• Instruction
Write out the records below once more, exactly as they stand.
=======
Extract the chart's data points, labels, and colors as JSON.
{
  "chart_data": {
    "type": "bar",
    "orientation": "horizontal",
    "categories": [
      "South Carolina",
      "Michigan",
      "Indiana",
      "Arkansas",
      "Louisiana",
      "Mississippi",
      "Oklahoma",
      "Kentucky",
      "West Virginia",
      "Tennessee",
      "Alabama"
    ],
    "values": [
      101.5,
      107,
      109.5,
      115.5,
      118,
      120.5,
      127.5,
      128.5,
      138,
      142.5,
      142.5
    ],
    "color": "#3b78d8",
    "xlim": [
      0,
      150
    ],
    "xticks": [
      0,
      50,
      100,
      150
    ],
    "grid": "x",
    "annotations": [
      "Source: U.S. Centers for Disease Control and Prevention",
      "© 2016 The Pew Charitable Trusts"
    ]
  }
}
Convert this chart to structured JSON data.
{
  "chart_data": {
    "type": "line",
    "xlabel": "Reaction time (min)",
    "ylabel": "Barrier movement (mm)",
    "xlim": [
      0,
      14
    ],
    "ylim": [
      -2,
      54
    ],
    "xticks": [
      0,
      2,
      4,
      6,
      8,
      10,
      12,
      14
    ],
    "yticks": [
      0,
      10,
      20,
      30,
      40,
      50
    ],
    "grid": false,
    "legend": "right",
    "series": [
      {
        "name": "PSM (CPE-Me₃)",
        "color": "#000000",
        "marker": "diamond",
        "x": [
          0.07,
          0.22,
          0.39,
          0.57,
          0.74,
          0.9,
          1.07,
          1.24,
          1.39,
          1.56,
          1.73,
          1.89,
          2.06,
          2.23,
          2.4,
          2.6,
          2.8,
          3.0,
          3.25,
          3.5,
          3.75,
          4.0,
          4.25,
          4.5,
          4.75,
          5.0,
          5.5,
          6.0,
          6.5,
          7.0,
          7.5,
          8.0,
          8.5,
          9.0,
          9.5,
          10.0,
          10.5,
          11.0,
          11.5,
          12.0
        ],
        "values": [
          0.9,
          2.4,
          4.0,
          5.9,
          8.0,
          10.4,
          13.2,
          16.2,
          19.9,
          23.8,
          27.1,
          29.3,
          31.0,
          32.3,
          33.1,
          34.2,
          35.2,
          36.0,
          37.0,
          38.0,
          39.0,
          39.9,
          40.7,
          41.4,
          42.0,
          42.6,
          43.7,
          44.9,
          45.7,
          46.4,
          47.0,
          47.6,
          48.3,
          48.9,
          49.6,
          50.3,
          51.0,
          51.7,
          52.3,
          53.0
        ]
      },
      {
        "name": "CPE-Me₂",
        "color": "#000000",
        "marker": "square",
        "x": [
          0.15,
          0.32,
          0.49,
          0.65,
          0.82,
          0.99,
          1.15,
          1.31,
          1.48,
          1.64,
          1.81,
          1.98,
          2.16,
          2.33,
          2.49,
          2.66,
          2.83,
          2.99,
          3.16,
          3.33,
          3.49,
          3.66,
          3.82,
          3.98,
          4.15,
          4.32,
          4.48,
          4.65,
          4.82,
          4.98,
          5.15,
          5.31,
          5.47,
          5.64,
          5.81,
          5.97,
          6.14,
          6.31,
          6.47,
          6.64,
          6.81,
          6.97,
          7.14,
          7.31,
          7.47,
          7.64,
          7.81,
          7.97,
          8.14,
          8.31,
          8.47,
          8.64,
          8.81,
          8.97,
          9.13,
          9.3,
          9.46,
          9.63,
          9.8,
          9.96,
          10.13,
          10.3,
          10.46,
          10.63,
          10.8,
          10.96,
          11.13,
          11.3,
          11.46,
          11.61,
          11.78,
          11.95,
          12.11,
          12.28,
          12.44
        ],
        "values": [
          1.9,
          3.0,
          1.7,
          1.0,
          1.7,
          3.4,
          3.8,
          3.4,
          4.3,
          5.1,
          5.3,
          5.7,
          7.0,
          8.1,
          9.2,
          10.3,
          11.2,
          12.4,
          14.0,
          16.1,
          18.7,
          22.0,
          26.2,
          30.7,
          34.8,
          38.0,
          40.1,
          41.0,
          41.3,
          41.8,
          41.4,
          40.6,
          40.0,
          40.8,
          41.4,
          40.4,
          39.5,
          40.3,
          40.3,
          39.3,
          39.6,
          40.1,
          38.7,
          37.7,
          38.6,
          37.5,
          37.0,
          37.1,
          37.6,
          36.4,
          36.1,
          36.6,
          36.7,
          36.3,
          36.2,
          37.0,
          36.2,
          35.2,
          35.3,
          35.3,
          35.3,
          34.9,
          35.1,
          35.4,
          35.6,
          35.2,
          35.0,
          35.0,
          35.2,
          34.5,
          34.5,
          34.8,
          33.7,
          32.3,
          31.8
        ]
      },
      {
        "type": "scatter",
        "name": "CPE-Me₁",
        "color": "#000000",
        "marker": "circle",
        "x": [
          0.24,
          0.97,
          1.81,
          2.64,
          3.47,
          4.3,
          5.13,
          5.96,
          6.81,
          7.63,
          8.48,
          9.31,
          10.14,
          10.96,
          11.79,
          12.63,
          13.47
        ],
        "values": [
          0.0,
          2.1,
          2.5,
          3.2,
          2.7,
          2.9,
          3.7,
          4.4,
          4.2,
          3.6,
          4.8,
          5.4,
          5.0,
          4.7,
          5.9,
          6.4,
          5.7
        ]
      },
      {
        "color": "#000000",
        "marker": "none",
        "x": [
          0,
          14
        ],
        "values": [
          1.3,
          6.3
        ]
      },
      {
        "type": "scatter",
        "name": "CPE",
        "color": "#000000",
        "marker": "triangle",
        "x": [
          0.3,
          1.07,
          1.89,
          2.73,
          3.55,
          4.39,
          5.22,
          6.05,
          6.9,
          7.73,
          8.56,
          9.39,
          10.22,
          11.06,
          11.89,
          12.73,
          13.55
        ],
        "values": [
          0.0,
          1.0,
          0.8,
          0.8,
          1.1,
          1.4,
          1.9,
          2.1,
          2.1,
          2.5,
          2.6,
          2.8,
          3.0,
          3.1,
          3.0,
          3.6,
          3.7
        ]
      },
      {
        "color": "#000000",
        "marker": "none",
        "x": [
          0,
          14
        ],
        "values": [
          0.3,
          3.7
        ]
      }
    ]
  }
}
=======
• Reply to the exercise
Extract the chart's data points, labels, and colors as JSON.
{
  "chart_data": {
    "type": "bar",
    "orientation": "horizontal",
    "categories": [
      "South Carolina",
      "Michigan",
      "Indiana",
      "Arkansas",
      "Louisiana",
      "Mississippi",
      "Oklahoma",
      "Kentucky",
      "West Virginia",
      "Tennessee",
      "Alabama"
    ],
    "values": [
      101.5,
      107,
      109.5,
      115.5,
      118,
      120.5,
      127.5,
      128.5,
      138,
      142.5,
      142.5
    ],
    "color": "#3b78d8",
    "xlim": [
      0,
      150
    ],
    "xticks": [
      0,
      50,
      100,
      150
    ],
    "grid": "x",
    "annotations": [
      "Source: U.S. Centers for Disease Control and Prevention",
      "© 2016 The Pew Charitable Trusts"
    ]
  }
}
Convert this chart to structured JSON data.
{
  "chart_data": {
    "type": "line",
    "xlabel": "Reaction time (min)",
    "ylabel": "Barrier movement (mm)",
    "xlim": [
      0,
      14
    ],
    "ylim": [
      -2,
      54
    ],
    "xticks": [
      0,
      2,
      4,
      6,
      8,
      10,
      12,
      14
    ],
    "yticks": [
      0,
      10,
      20,
      30,
      40,
      50
    ],
    "grid": false,
    "legend": "right",
    "series": [
      {
        "name": "PSM (CPE-Me₃)",
        "color": "#000000",
        "marker": "diamond",
        "x": [
          0.07,
          0.22,
          0.39,
          0.57,
          0.74,
          0.9,
          1.07,
          1.24,
          1.39,
          1.56,
          1.73,
          1.89,
          2.06,
          2.23,
          2.4,
          2.6,
          2.8,
          3.0,
          3.25,
          3.5,
          3.75,
          4.0,
          4.25,
          4.5,
          4.75,
          5.0,
          5.5,
          6.0,
          6.5,
          7.0,
          7.5,
          8.0,
          8.5,
          9.0,
          9.5,
          10.0,
          10.5,
          11.0,
          11.5,
          12.0
        ],
        "values": [
          0.9,
          2.4,
          4.0,
          5.9,
          8.0,
          10.4,
          13.2,
          16.2,
          19.9,
          23.8,
          27.1,
          29.3,
          31.0,
          32.3,
          33.1,
          34.2,
          35.2,
          36.0,
          37.0,
          38.0,
          39.0,
          39.9,
          40.7,
          41.4,
          42.0,
          42.6,
          43.7,
          44.9,
          45.7,
          46.4,
          47.0,
          47.6,
          48.3,
          48.9,
          49.6,
          50.3,
          51.0,
          51.7,
          52.3,
          53.0
        ]
      },
      {
        "name": "CPE-Me₂",
        "color": "#000000",
        "marker": "square",
        "x": [
          0.15,
          0.32,
          0.49,
          0.65,
          0.82,
          0.99,
          1.15,
          1.31,
          1.48,
          1.64,
          1.81,
          1.98,
          2.16,
          2.33,
          2.49,
          2.66,
          2.83,
          2.99,
          3.16,
          3.33,
          3.49,
          3.66,
          3.82,
          3.98,
          4.15,
          4.32,
          4.48,
          4.65,
          4.82,
          4.98,
          5.15,
          5.31,
          5.47,
          5.64,
          5.81,
          5.97,
          6.14,
          6.31,
          6.47,
          6.64,
          6.81,
          6.97,
          7.14,
          7.31,
          7.47,
          7.64,
          7.81,
          7.97,
          8.14,
          8.31,
          8.47,
          8.64,
          8.81,
          8.97,
          9.13,
          9.3,
          9.46,
          9.63,
          9.8,
          9.96,
          10.13,
          10.3,
          10.46,
          10.63,
          10.8,
          10.96,
          11.13,
          11.3,
          11.46,
          11.61,
          11.78,
          11.95,
          12.11,
          12.28,
          12.44
        ],
        "values": [
          1.9,
          3.0,
          1.7,
          1.0,
          1.7,
          3.4,
          3.8,
          3.4,
          4.3,
          5.1,
          5.3,
          5.7,
          7.0,
          8.1,
          9.2,
          10.3,
          11.2,
          12.4,
          14.0,
          16.1,
          18.7,
          22.0,
          26.2,
          30.7,
          34.8,
          38.0,
          40.1,
          41.0,
          41.3,
          41.8,
          41.4,
          40.6,
          40.0,
          40.8,
          41.4,
          40.4,
          39.5,
          40.3,
          40.3,
          39.3,
          39.6,
          40.1,
          38.7,
          37.7,
          38.6,
          37.5,
          37.0,
          37.1,
          37.6,
          36.4,
          36.1,
          36.6,
          36.7,
          36.3,
          36.2,
          37.0,
          36.2,
          35.2,
          35.3,
          35.3,
          35.3,
          34.9,
          35.1,
          35.4,
          35.6,
          35.2,
          35.0,
          35.0,
          35.2,
          34.5,
          34.5,
          34.8,
          33.7,
          32.3,
          31.8
        ]
      },
      {
        "type": "scatter",
        "name": "CPE-Me₁",
        "color": "#000000",
        "marker": "circle",
        "x": [
          0.24,
          0.97,
          1.81,
          2.64,
          3.47,
          4.3,
          5.13,
          5.96,
          6.81,
          7.63,
          8.48,
          9.31,
          10.14,
          10.96,
          11.79,
          12.63,
          13.47
        ],
        "values": [
          0.0,
          2.1,
          2.5,
          3.2,
          2.7,
          2.9,
          3.7,
          4.4,
          4.2,
          3.6,
          4.8,
          5.4,
          5.0,
          4.7,
          5.9,
          6.4,
          5.7
        ]
      },
      {
        "color": "#000000",
        "marker": "none",
        "x": [
          0,
          14
        ],
        "values": [
          1.3,
          6.3
        ]
      },
      {
        "type": "scatter",
        "name": "CPE",
        "color": "#000000",
        "marker": "triangle",
        "x": [
          0.3,
          1.07,
          1.89,
          2.73,
          3.55,
          4.39,
          5.22,
          6.05,
          6.9,
          7.73,
          8.56,
          9.39,
          10.22,
          11.06,
          11.89,
          12.73,
          13.55
        ],
        "values": [
          0.0,
          1.0,
          0.8,
          0.8,
          1.1,
          1.4,
          1.9,
          2.1,
          2.1,
          2.5,
          2.6,
          2.8,
          3.0,
          3.1,
          3.0,
          3.6,
          3.7
        ]
      },
      {
        "color": "#000000",
        "marker": "none",
        "x": [
          0,
          14
        ],
        "values": [
          0.3,
          3.7
        ]
      }
    ]
  }
}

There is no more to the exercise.